- _Problem to solve_
Scan the data for "serious" and copy the lines it appears in.

- _Records_
#####

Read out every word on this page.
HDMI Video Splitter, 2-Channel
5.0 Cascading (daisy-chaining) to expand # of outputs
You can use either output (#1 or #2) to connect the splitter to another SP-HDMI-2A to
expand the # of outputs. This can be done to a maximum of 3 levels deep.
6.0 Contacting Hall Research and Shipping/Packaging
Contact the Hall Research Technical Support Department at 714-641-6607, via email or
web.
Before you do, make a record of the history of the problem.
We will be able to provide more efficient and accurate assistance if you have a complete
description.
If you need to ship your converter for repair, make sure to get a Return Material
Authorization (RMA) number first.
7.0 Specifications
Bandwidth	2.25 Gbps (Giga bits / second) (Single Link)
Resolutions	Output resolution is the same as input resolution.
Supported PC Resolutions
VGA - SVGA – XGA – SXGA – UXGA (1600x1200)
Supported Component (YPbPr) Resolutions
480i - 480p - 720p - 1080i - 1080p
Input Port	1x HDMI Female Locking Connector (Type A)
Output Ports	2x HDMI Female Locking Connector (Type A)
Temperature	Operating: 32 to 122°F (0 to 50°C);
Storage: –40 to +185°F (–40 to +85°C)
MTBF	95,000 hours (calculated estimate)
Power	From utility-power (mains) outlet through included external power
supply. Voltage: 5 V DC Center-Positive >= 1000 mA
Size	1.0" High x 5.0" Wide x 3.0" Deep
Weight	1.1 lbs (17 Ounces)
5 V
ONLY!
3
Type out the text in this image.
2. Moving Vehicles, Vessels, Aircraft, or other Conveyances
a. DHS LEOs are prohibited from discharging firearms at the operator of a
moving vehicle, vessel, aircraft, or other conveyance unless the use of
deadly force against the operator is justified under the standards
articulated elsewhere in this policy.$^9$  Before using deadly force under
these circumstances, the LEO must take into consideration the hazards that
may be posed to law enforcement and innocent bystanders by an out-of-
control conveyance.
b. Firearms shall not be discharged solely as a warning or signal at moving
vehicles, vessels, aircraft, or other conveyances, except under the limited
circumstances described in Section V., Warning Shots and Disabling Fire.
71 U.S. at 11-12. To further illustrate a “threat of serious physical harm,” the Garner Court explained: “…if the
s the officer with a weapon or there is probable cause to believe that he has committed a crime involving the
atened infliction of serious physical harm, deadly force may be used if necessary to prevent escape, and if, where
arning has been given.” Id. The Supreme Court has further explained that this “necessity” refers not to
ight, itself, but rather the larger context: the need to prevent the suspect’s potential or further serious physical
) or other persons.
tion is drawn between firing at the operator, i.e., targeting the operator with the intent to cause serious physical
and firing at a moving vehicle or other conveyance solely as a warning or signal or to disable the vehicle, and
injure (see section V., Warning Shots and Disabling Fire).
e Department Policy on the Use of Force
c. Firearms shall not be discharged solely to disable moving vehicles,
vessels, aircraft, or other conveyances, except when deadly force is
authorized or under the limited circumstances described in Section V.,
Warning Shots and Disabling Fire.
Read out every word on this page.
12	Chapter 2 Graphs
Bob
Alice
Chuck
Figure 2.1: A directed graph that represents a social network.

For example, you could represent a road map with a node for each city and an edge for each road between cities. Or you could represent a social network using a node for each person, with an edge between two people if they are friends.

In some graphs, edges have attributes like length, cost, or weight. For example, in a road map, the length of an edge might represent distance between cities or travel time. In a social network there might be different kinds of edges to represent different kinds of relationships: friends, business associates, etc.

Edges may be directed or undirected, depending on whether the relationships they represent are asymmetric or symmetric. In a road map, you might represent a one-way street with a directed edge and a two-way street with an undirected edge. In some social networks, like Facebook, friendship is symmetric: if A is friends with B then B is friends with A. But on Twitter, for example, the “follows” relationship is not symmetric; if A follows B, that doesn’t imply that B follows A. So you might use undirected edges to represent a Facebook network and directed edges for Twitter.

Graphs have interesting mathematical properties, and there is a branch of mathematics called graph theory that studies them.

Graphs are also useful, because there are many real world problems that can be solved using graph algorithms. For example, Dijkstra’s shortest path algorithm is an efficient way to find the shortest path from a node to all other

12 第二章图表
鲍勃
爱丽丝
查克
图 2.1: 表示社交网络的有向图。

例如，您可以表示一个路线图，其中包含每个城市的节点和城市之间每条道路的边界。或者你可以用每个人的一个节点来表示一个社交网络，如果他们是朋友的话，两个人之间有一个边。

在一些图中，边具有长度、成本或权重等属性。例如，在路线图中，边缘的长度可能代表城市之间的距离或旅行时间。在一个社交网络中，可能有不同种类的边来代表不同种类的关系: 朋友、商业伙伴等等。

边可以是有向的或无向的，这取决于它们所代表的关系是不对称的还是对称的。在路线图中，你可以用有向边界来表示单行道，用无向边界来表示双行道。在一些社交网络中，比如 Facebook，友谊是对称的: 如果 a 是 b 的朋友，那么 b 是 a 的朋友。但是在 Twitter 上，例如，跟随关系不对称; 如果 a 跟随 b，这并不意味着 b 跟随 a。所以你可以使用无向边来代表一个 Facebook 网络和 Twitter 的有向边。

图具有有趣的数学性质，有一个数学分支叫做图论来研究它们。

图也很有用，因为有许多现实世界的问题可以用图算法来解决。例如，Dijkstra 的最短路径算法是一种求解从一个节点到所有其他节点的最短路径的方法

#####

- _Output_
71 U.S. at 11-12. To further illustrate a “threat of serious physical harm,” the Garner Court explained: “…if the
atened infliction of serious physical harm, deadly force may be used if necessary to prevent escape, and if, where
ight, itself, but rather the larger context: the need to prevent the suspect’s potential or further serious physical
tion is drawn between firing at the operator, i.e., targeting the operator with the intent to cause serious physical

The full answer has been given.